Written task | Every record must be repeated exactly, with no omission.

* begin *

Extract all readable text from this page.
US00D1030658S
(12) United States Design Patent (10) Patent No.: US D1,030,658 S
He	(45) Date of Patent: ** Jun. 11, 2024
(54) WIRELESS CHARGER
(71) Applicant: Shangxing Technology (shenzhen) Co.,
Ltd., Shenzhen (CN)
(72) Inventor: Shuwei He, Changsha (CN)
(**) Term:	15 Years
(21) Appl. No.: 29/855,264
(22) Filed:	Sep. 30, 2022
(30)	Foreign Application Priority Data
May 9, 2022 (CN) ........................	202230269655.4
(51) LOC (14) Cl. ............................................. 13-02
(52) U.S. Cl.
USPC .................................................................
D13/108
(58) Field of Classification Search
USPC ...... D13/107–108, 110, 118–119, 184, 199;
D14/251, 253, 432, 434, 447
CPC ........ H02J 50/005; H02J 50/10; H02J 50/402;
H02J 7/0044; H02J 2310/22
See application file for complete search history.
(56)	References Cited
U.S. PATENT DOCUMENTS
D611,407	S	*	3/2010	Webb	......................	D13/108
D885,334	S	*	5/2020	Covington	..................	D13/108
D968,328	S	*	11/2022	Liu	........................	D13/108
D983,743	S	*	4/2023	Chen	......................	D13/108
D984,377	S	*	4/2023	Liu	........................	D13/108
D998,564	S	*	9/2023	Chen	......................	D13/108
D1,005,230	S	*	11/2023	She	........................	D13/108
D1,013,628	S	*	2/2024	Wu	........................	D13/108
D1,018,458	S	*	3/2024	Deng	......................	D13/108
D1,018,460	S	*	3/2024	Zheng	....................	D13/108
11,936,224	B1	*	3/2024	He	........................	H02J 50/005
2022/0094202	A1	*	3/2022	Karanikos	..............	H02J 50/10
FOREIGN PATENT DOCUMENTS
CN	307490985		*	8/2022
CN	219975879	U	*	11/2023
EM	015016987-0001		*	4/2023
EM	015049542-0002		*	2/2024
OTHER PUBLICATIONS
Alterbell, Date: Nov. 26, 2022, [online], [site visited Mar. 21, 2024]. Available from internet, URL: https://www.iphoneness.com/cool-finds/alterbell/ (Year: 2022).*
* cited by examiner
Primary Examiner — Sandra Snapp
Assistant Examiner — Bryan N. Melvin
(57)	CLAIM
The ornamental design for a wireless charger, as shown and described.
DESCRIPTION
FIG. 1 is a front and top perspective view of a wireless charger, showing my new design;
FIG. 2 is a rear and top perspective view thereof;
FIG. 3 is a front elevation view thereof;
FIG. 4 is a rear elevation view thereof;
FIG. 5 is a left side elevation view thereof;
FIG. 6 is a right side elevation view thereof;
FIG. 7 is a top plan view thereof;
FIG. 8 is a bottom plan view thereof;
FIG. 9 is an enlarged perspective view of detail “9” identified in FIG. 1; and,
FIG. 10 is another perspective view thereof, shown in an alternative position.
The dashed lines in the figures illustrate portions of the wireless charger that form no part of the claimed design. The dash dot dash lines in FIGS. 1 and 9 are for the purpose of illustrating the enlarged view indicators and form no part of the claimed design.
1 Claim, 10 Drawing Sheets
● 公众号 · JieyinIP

* end *

Answer for the task |
Extract all readable text from this page.
US00D1030658S
(12) United States Design Patent (10) Patent No.: US D1,030,658 S
He	(45) Date of Patent: ** Jun. 11, 2024
(54) WIRELESS CHARGER
(71) Applicant: Shangxing Technology (shenzhen) Co.,
Ltd., Shenzhen (CN)
(72) Inventor: Shuwei He, Changsha (CN)
(**) Term:	15 Years
(21) Appl. No.: 29/855,264
(22) Filed:	Sep. 30, 2022
(30)	Foreign Application Priority Data
May 9, 2022 (CN) ........................	202230269655.4
(51) LOC (14) Cl. ............................................. 13-02
(52) U.S. Cl.
USPC .................................................................
D13/108
(58) Field of Classification Search
USPC ...... D13/107–108, 110, 118–119, 184, 199;
D14/251, 253, 432, 434, 447
CPC ........ H02J 50/005; H02J 50/10; H02J 50/402;
H02J 7/0044; H02J 2310/22
See application file for complete search history.
(56)	References Cited
U.S. PATENT DOCUMENTS
D611,407	S	*	3/2010	Webb	......................	D13/108
D885,334	S	*	5/2020	Covington	..................	D13/108
D968,328	S	*	11/2022	Liu	........................	D13/108
D983,743	S	*	4/2023	Chen	......................	D13/108
D984,377	S	*	4/2023	Liu	........................	D13/108
D998,564	S	*	9/2023	Chen	......................	D13/108
D1,005,230	S	*	11/2023	She	........................	D13/108
D1,013,628	S	*	2/2024	Wu	........................	D13/108
D1,018,458	S	*	3/2024	Deng	......................	D13/108
D1,018,460	S	*	3/2024	Zheng	....................	D13/108
11,936,224	B1	*	3/2024	He	........................	H02J 50/005
2022/0094202	A1	*	3/2022	Karanikos	..............	H02J 50/10
FOREIGN PATENT DOCUMENTS
CN	307490985		*	8/2022
CN	219975879	U	*	11/2023
EM	015016987-0001		*	4/2023
EM	015049542-0002		*	2/2024
OTHER PUBLICATIONS
Alterbell, Date: Nov. 26, 2022, [online], [site visited Mar. 21, 2024]. Available from internet, URL: https://www.iphoneness.com/cool-finds/alterbell/ (Year: 2022).*
* cited by examiner
Primary Examiner — Sandra Snapp
Assistant Examiner — Bryan N. Melvin
(57)	CLAIM
The ornamental design for a wireless charger, as shown and described.
DESCRIPTION
FIG. 1 is a front and top perspective view of a wireless charger, showing my new design;
FIG. 2 is a rear and top perspective view thereof;
FIG. 3 is a front elevation view thereof;
FIG. 4 is a rear elevation view thereof;
FIG. 5 is a left side elevation view thereof;
FIG. 6 is a right side elevation view thereof;
FIG. 7 is a top plan view thereof;
FIG. 8 is a bottom plan view thereof;
FIG. 9 is an enlarged perspective view of detail “9” identified in FIG. 1; and,
FIG. 10 is another perspective view thereof, shown in an alternative position.
The dashed lines in the figures illustrate portions of the wireless charger that form no part of the claimed design. The dash dot dash lines in FIGS. 1 and 9 are for the purpose of illustrating the enlarged view indicators and form no part of the claimed design.
1 Claim, 10 Drawing Sheets
● 公众号 · JieyinIP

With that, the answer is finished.